### GIVEN PROBLEM
Everything in the listing should be restated word for word.

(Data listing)
==================================================
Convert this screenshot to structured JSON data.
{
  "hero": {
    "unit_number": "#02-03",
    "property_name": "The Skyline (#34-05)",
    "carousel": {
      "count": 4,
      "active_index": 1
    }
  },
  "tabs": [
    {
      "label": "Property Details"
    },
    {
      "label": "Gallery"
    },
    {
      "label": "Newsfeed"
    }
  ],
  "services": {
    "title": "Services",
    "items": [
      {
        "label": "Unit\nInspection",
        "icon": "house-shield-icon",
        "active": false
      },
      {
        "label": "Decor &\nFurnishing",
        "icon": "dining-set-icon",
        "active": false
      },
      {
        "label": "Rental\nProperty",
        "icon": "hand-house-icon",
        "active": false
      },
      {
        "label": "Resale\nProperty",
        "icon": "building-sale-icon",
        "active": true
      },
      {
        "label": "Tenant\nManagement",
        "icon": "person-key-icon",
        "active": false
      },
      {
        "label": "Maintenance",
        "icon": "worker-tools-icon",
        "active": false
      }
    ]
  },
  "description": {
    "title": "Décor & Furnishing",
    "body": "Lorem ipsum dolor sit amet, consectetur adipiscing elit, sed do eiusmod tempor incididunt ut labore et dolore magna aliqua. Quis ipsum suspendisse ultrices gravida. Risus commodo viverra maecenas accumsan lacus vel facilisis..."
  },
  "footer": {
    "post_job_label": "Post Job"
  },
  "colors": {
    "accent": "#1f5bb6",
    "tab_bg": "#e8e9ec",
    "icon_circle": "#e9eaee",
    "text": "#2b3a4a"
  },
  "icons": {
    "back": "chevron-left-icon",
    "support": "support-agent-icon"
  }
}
==================================================
### SOLUTION FOR THIS PROBLEM
Convert this screenshot to structured JSON data.
{
  "hero": {
    "unit_number": "#02-03",
    "property_name": "The Skyline (#34-05)",
    "carousel": {
      "count": 4,
      "active_index": 1
    }
  },
  "tabs": [
    {
      "label": "Property Details"
    },
    {
      "label": "Gallery"
    },
    {
      "label": "Newsfeed"
    }
  ],
  "services": {
    "title": "Services",
    "items": [
      {
        "label": "Unit\nInspection",
        "icon": "house-shield-icon",
        "active": false
      },
      {
        "label": "Decor &\nFurnishing",
        "icon": "dining-set-icon",
        "active": false
      },
      {
        "label": "Rental\nProperty",
        "icon": "hand-house-icon",
        "active": false
      },
      {
        "label": "Resale\nProperty",
        "icon": "building-sale-icon",
        "active": true
      },
      {
        "label": "Tenant\nManagement",
        "icon": "person-key-icon",
        "active": false
      },
      {
        "label": "Maintenance",
        "icon": "worker-tools-icon",
        "active": false
      }
    ]
  },
  "description": {
    "title": "Décor & Furnishing",
    "body": "Lorem ipsum dolor sit amet, consectetur adipiscing elit, sed do eiusmod tempor incididunt ut labore et dolore magna aliqua. Quis ipsum suspendisse ultrices gravida. Risus commodo viverra maecenas accumsan lacus vel facilisis..."
  },
  "footer": {
    "post_job_label": "Post Job"
  },
  "colors": {
    "accent": "#1f5bb6",
    "tab_bg": "#e8e9ec",
    "icon_circle": "#e9eaee",
    "text": "#2b3a4a"
  },
  "icons": {
    "back": "chevron-left-icon",
    "support": "support-agent-icon"
  }
}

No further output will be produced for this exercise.